* **The problem**
The entries below are to be repeated exactly as they stand.

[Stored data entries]
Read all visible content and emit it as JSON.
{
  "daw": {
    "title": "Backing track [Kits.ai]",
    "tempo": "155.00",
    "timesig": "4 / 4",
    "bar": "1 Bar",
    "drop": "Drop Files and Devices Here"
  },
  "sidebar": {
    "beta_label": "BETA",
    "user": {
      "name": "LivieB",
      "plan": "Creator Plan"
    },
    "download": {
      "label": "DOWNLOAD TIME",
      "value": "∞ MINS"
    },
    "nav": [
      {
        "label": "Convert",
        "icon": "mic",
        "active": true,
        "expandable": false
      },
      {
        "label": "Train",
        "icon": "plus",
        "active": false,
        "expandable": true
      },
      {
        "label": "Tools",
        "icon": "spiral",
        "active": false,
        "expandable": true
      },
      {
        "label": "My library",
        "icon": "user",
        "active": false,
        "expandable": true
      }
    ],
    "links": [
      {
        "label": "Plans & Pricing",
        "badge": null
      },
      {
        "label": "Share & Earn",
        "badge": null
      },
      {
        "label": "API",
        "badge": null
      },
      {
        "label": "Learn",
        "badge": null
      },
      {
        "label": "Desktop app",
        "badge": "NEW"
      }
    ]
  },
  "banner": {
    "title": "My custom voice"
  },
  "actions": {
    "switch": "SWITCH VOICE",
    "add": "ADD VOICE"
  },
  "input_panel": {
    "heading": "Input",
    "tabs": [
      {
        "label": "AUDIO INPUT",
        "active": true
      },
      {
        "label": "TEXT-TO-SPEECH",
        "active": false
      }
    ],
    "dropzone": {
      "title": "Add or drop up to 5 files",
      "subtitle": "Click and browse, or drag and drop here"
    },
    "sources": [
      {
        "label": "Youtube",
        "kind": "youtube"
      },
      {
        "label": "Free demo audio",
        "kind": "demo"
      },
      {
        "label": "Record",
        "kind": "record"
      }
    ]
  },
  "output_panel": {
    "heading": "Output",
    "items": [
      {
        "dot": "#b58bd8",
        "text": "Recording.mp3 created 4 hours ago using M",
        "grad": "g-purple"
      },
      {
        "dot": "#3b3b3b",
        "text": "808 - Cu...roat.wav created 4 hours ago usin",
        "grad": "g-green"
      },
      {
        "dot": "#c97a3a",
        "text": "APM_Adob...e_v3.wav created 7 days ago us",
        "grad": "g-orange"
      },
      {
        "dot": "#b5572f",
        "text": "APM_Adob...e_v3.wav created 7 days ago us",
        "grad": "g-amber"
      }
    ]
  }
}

* **The completed task**
Read all visible content and emit it as JSON.
{
  "daw": {
    "title": "Backing track [Kits.ai]",
    "tempo": "155.00",
    "timesig": "4 / 4",
    "bar": "1 Bar",
    "drop": "Drop Files and Devices Here"
  },
  "sidebar": {
    "beta_label": "BETA",
    "user": {
      "name": "LivieB",
      "plan": "Creator Plan"
    },
    "download": {
      "label": "DOWNLOAD TIME",
      "value": "∞ MINS"
    },
    "nav": [
      {
        "label": "Convert",
        "icon": "mic",
        "active": true,
        "expandable": false
      },
      {
        "label": "Train",
        "icon": "plus",
        "active": false,
        "expandable": true
      },
      {
        "label": "Tools",
        "icon": "spiral",
        "active": false,
        "expandable": true
      },
      {
        "label": "My library",
        "icon": "user",
        "active": false,
        "expandable": true
      }
    ],
    "links": [
      {
        "label": "Plans & Pricing",
        "badge": null
      },
      {
        "label": "Share & Earn",
        "badge": null
      },
      {
        "label": "API",
        "badge": null
      },
      {
        "label": "Learn",
        "badge": null
      },
      {
        "label": "Desktop app",
        "badge": "NEW"
      }
    ]
  },
  "banner": {
    "title": "My custom voice"
  },
  "actions": {
    "switch": "SWITCH VOICE",
    "add": "ADD VOICE"
  },
  "input_panel": {
    "heading": "Input",
    "tabs": [
      {
        "label": "AUDIO INPUT",
        "active": true
      },
      {
        "label": "TEXT-TO-SPEECH",
        "active": false
      }
    ],
    "dropzone": {
      "title": "Add or drop up to 5 files",
      "subtitle": "Click and browse, or drag and drop here"
    },
    "sources": [
      {
        "label": "Youtube",
        "kind": "youtube"
      },
      {
        "label": "Free demo audio",
        "kind": "demo"
      },
      {
        "label": "Record",
        "kind": "record"
      }
    ]
  },
  "output_panel": {
    "heading": "Output",
    "items": [
      {
        "dot": "#b58bd8",
        "text": "Recording.mp3 created 4 hours ago using M",
        "grad": "g-purple"
      },
      {
        "dot": "#3b3b3b",
        "text": "808 - Cu...roat.wav created 4 hours ago usin",
        "grad": "g-green"
      },
      {
        "dot": "#c97a3a",
        "text": "APM_Adob...e_v3.wav created 7 days ago us",
        "grad": "g-orange"
      },
      {
        "dot": "#b5572f",
        "text": "APM_Adob...e_v3.wav created 7 days ago us",
        "grad": "g-amber"
      }
    ]
  }
}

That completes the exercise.